**INSTRUCTION**
Review the listing and copy each line that holds the word "contratação".

**PROVIDED ENTRIES**
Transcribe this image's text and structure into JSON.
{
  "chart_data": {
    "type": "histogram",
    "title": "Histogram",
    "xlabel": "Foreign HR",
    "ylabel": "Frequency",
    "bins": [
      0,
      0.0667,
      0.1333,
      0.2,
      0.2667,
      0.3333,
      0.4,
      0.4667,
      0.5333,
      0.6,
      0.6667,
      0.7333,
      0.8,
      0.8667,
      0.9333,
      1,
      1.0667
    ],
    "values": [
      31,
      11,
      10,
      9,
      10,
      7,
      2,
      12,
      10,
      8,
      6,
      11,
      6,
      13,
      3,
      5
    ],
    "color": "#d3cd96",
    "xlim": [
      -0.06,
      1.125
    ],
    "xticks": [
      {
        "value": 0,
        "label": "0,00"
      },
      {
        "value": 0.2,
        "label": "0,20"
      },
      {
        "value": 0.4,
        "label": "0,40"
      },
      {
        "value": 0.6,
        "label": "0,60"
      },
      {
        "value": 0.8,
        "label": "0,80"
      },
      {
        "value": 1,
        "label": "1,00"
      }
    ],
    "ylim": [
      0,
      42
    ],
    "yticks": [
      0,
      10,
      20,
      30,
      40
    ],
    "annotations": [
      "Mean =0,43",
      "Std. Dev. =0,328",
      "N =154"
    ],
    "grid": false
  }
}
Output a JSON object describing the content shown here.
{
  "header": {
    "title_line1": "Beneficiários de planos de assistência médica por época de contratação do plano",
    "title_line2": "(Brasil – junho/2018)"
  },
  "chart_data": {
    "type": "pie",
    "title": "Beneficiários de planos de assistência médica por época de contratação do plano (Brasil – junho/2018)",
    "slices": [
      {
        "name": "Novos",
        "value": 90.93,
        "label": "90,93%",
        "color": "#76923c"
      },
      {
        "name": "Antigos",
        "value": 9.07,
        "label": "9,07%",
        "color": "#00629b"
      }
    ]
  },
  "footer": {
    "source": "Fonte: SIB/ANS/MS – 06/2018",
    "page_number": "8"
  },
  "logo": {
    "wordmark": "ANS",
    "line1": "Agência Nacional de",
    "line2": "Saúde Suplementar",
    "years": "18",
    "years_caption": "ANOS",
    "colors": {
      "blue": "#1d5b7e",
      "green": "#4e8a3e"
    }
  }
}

**WORKED SOLUTION**
    "title_line1": "Beneficiários de planos de assistência médica por época de contratação do plano",
    "title": "Beneficiários de planos de assistência médica por época de contratação do plano (Brasil – junho/2018)",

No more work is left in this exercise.